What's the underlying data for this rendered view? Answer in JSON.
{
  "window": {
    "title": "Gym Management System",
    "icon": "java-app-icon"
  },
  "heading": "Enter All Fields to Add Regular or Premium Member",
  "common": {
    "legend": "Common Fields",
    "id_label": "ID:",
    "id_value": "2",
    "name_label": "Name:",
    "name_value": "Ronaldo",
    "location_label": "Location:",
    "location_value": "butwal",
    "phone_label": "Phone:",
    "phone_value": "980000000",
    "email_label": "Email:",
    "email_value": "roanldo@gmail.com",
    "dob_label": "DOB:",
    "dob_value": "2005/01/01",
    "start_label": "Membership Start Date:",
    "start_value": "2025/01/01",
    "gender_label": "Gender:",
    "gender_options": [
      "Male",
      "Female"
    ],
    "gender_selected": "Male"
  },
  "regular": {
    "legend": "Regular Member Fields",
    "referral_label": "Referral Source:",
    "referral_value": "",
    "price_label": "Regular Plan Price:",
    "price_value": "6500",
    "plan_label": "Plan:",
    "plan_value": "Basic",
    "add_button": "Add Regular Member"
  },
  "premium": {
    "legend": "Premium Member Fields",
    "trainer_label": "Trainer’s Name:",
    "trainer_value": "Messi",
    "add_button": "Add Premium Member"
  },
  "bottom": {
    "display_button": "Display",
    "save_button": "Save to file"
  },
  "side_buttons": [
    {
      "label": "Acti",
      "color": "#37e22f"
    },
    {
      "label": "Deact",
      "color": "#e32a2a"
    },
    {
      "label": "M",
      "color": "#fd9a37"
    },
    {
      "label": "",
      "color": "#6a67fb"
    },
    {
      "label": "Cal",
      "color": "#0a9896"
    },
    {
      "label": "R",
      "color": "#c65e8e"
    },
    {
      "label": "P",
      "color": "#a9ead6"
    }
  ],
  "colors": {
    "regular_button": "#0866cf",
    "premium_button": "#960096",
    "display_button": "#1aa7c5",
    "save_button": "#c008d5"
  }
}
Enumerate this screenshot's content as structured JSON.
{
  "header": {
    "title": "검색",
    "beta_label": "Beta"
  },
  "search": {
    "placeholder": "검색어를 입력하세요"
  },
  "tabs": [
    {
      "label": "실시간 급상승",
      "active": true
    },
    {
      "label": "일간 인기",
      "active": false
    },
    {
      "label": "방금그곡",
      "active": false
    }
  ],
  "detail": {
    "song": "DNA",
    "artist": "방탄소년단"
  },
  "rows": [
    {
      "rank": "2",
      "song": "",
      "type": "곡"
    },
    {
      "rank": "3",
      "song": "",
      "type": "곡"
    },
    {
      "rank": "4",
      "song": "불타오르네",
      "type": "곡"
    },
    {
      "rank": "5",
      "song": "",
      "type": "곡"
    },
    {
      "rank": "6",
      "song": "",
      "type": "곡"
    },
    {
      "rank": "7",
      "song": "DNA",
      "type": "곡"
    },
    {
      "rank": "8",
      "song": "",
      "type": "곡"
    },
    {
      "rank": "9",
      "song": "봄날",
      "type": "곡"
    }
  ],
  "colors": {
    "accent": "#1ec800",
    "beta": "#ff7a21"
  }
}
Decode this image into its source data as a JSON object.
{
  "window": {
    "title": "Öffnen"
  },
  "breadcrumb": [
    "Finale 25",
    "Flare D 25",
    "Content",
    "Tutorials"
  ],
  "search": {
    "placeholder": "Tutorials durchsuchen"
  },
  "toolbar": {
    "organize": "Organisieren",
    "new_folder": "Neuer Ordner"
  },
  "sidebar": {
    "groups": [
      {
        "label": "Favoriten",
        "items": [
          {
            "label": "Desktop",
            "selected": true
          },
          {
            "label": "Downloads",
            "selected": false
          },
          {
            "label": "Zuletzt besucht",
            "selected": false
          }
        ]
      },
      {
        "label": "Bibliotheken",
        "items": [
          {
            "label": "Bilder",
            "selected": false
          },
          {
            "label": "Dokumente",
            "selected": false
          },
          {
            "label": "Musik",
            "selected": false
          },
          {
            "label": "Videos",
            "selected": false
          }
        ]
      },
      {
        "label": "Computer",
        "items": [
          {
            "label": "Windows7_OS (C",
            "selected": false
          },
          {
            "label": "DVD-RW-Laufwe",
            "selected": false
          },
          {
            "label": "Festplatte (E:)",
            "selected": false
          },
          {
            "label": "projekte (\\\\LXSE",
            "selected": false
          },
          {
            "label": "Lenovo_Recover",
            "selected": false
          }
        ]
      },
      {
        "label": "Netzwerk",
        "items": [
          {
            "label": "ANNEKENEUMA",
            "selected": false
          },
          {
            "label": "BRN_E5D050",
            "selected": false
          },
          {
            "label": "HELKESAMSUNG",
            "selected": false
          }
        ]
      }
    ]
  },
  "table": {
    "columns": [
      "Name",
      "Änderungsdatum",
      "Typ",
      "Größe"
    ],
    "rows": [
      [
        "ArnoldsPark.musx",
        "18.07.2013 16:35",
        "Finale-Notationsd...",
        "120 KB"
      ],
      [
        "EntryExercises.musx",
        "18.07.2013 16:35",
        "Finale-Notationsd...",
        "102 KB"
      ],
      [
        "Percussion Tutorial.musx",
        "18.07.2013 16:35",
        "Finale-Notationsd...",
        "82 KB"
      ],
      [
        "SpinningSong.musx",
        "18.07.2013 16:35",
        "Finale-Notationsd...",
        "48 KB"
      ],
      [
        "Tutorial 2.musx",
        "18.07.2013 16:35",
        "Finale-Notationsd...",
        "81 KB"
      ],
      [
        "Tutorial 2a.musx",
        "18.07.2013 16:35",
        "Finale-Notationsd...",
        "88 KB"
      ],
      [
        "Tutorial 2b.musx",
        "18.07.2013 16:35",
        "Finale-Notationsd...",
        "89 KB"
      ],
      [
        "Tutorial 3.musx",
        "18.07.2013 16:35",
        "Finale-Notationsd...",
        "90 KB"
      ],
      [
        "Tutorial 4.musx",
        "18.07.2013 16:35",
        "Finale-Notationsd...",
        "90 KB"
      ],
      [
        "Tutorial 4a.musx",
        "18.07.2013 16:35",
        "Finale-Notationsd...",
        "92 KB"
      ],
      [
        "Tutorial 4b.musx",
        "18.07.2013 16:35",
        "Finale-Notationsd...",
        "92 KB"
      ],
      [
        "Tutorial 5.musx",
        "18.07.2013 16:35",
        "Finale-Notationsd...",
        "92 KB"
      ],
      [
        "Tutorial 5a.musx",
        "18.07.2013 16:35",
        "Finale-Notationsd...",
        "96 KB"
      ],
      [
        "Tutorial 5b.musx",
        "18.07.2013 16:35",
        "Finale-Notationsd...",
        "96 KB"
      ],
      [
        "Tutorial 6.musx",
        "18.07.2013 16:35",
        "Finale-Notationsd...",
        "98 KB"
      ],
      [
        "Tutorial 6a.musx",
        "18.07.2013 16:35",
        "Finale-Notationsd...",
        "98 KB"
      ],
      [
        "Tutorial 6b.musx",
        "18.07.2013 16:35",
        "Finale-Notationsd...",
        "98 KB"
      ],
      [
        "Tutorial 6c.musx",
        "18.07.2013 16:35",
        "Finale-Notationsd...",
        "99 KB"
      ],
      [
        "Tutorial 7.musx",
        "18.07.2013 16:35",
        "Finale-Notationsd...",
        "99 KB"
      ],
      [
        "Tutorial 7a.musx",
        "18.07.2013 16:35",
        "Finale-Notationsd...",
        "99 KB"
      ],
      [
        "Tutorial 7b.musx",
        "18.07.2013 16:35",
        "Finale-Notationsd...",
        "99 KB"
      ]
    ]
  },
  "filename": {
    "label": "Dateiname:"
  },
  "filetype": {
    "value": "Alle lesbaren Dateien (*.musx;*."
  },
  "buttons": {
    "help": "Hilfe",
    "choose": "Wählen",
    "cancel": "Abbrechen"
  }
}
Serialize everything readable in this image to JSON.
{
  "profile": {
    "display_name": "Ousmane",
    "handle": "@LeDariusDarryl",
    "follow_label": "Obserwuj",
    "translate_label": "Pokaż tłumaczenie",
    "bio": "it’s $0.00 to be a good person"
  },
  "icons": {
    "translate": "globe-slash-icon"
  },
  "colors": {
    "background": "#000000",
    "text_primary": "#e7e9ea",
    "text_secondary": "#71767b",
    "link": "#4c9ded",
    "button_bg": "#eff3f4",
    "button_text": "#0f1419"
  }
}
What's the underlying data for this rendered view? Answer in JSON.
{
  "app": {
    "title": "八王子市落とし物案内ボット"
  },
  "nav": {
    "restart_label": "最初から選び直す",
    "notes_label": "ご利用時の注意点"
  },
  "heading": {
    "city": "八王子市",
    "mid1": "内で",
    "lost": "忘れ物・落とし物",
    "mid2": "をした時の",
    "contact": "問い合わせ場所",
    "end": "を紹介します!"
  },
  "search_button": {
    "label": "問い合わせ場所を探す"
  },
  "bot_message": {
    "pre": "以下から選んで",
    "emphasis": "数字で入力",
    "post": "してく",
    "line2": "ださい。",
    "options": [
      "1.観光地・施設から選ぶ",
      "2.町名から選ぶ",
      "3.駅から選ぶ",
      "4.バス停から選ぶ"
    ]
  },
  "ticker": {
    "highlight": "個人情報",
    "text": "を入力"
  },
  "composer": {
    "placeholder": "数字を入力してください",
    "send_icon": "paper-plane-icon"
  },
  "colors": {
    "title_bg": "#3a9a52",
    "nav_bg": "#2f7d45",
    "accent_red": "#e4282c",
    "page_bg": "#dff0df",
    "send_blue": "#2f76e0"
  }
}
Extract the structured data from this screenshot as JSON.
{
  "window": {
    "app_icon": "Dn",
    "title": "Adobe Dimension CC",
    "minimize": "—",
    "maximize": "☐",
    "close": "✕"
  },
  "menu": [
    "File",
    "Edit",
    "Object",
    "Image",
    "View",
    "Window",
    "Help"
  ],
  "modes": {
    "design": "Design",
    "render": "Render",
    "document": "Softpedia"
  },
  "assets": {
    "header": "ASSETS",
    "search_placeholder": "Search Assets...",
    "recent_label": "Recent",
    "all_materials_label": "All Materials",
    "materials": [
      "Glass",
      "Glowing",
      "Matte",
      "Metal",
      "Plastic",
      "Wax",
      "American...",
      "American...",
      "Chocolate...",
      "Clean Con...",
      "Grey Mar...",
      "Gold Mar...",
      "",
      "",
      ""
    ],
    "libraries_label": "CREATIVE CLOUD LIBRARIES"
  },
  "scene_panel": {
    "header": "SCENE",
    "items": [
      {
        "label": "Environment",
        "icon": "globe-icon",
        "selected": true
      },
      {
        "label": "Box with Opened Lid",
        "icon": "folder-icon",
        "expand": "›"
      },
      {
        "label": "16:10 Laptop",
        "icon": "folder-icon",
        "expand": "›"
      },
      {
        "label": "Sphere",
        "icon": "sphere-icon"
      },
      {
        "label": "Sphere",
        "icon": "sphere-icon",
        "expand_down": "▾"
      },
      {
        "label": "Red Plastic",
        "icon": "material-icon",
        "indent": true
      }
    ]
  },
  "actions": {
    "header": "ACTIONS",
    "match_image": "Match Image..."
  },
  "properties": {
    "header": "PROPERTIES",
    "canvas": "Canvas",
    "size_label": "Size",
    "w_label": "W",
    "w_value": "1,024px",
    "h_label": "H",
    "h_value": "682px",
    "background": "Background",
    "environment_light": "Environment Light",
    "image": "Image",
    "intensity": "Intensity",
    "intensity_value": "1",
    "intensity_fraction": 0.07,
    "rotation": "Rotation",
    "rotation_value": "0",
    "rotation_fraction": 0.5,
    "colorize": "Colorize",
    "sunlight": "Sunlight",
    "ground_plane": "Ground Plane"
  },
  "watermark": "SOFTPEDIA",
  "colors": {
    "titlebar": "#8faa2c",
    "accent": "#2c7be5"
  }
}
───
WORK TO COMPLETE
Please list every line of the records that contains "Fields".

THE ANSWER
  "heading": "Enter All Fields to Add Regular or Premium Member",
    "legend": "Common Fields",
    "legend": "Regular Member Fields",
    "legend": "Premium Member Fields",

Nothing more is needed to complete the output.